Collection entries:
:::
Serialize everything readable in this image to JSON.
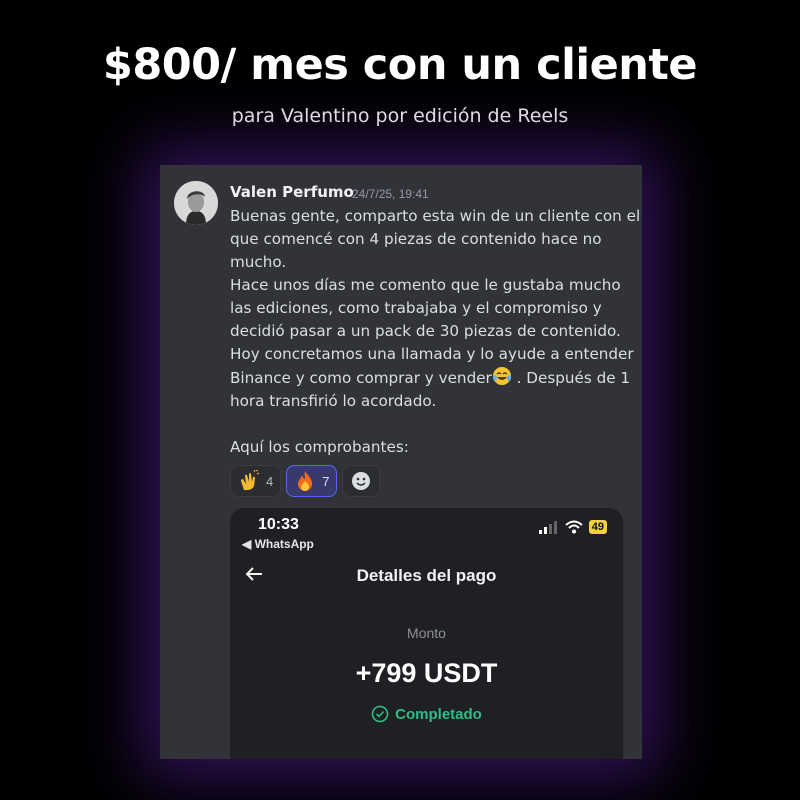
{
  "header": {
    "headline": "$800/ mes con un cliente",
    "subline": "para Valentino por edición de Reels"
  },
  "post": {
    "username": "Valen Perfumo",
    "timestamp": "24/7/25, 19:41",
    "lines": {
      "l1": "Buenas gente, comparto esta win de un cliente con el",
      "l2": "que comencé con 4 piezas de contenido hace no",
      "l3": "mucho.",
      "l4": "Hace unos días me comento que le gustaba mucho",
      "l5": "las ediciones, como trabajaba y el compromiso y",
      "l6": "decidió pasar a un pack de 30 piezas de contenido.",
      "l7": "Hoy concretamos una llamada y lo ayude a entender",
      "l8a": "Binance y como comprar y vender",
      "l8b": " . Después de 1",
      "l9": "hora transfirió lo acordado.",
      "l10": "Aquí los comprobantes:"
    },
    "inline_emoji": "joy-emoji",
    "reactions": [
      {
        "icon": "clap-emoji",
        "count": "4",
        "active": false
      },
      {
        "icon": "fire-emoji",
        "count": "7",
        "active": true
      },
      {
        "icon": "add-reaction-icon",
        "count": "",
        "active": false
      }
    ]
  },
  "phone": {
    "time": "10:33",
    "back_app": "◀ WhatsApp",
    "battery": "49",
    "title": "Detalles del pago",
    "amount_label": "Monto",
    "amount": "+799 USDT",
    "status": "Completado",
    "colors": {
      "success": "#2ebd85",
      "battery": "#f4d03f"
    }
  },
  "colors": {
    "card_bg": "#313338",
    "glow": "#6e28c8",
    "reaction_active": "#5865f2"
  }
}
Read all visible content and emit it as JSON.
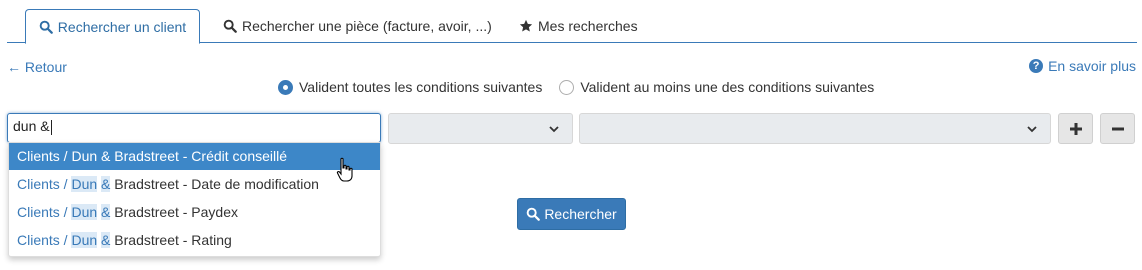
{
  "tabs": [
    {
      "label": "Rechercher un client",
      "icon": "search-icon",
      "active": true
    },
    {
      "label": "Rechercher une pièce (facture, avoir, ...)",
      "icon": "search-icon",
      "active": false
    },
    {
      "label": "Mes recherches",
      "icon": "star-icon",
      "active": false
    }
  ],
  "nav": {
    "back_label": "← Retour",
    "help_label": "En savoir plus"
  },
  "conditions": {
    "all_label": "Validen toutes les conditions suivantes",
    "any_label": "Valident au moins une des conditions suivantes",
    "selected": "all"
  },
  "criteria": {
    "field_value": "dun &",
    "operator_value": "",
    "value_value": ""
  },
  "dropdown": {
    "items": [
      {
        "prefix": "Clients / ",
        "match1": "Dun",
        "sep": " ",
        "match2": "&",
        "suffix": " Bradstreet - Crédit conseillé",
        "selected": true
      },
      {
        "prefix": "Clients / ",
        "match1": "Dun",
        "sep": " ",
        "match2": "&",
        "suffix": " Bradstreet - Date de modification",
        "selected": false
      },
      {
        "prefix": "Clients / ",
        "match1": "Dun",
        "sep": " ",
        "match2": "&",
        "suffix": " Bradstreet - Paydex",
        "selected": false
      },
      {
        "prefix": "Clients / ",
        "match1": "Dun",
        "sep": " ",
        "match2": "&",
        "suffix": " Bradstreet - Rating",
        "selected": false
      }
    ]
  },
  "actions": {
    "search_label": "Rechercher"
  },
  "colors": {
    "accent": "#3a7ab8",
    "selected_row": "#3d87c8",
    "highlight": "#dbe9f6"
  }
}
:::
**What you have to do:** Return each line exactly as written. Any picture gets left out.

**Task solution:**
Serialize everything readable in this image to JSON.
{
  "header": {
    "headline": "$800/ mes con un cliente",
    "subline": "para Valentino por edición de Reels"
  },
  "post": {
    "username": "Valen Perfumo",
    "timestamp": "24/7/25, 19:41",
    "lines": {
      "l1": "Buenas gente, comparto esta win de un cliente con el",
      "l2": "que comencé con 4 piezas de contenido hace no",
      "l3": "mucho.",
      "l4": "Hace unos días me comento que le gustaba mucho",
      "l5": "las ediciones, como trabajaba y el compromiso y",
      "l6": "decidió pasar a un pack de 30 piezas de contenido.",
      "l7": "Hoy concretamos una llamada y lo ayude a entender",
      "l8a": "Binance y como comprar y vender",
      "l8b": " . Después de 1",
      "l9": "hora transfirió lo acordado.",
      "l10": "Aquí los comprobantes:"
    },
    "inline_emoji": "joy-emoji",
    "reactions": [
      {
        "icon": "clap-emoji",
        "count": "4",
        "active": false
      },
      {
        "icon": "fire-emoji",
        "count": "7",
        "active": true
      },
      {
        "icon": "add-reaction-icon",
        "count": "",
        "active": false
      }
    ]
  },
  "phone": {
    "time": "10:33",
    "back_app": "◀ WhatsApp",
    "battery": "49",
    "title": "Detalles del pago",
    "amount_label": "Monto",
    "amount": "+799 USDT",
    "status": "Completado",
    "colors": {
      "success": "#2ebd85",
      "battery": "#f4d03f"
    }
  },
  "colors": {
    "card_bg": "#313338",
    "glow": "#6e28c8",
    "reaction_active": "#5865f2"
  }
}
Read all visible content and emit it as JSON.
{
  "tabs": [
    {
      "label": "Rechercher un client",
      "icon": "search-icon",
      "active": true
    },
    {
      "label": "Rechercher une pièce (facture, avoir, ...)",
      "icon": "search-icon",
      "active": false
    },
    {
      "label": "Mes recherches",
      "icon": "star-icon",
      "active": false
    }
  ],
  "nav": {
    "back_label": "← Retour",
    "help_label": "En savoir plus"
  },
  "conditions": {
    "all_label": "Validen toutes les conditions suivantes",
    "any_label": "Valident au moins une des conditions suivantes",
    "selected": "all"
  },
  "criteria": {
    "field_value": "dun &",
    "operator_value": "",
    "value_value": ""
  },
  "dropdown": {
    "items": [
      {
        "prefix": "Clients / ",
        "match1": "Dun",
        "sep": " ",
        "match2": "&",
        "suffix": " Bradstreet - Crédit conseillé",
        "selected": true
      },
      {
        "prefix": "Clients / ",
        "match1": "Dun",
        "sep": " ",
        "match2": "&",
        "suffix": " Bradstreet - Date de modification",
        "selected": false
      },
      {
        "prefix": "Clients / ",
        "match1": "Dun",
        "sep": " ",
        "match2": "&",
        "suffix": " Bradstreet - Paydex",
        "selected": false
      },
      {
        "prefix": "Clients / ",
        "match1": "Dun",
        "sep": " ",
        "match2": "&",
        "suffix": " Bradstreet - Rating",
        "selected": false
      }
    ]
  },
  "actions": {
    "search_label": "Rechercher"
  },
  "colors": {
    "accent": "#3a7ab8",
    "selected_row": "#3d87c8",
    "highlight": "#dbe9f6"
  }
}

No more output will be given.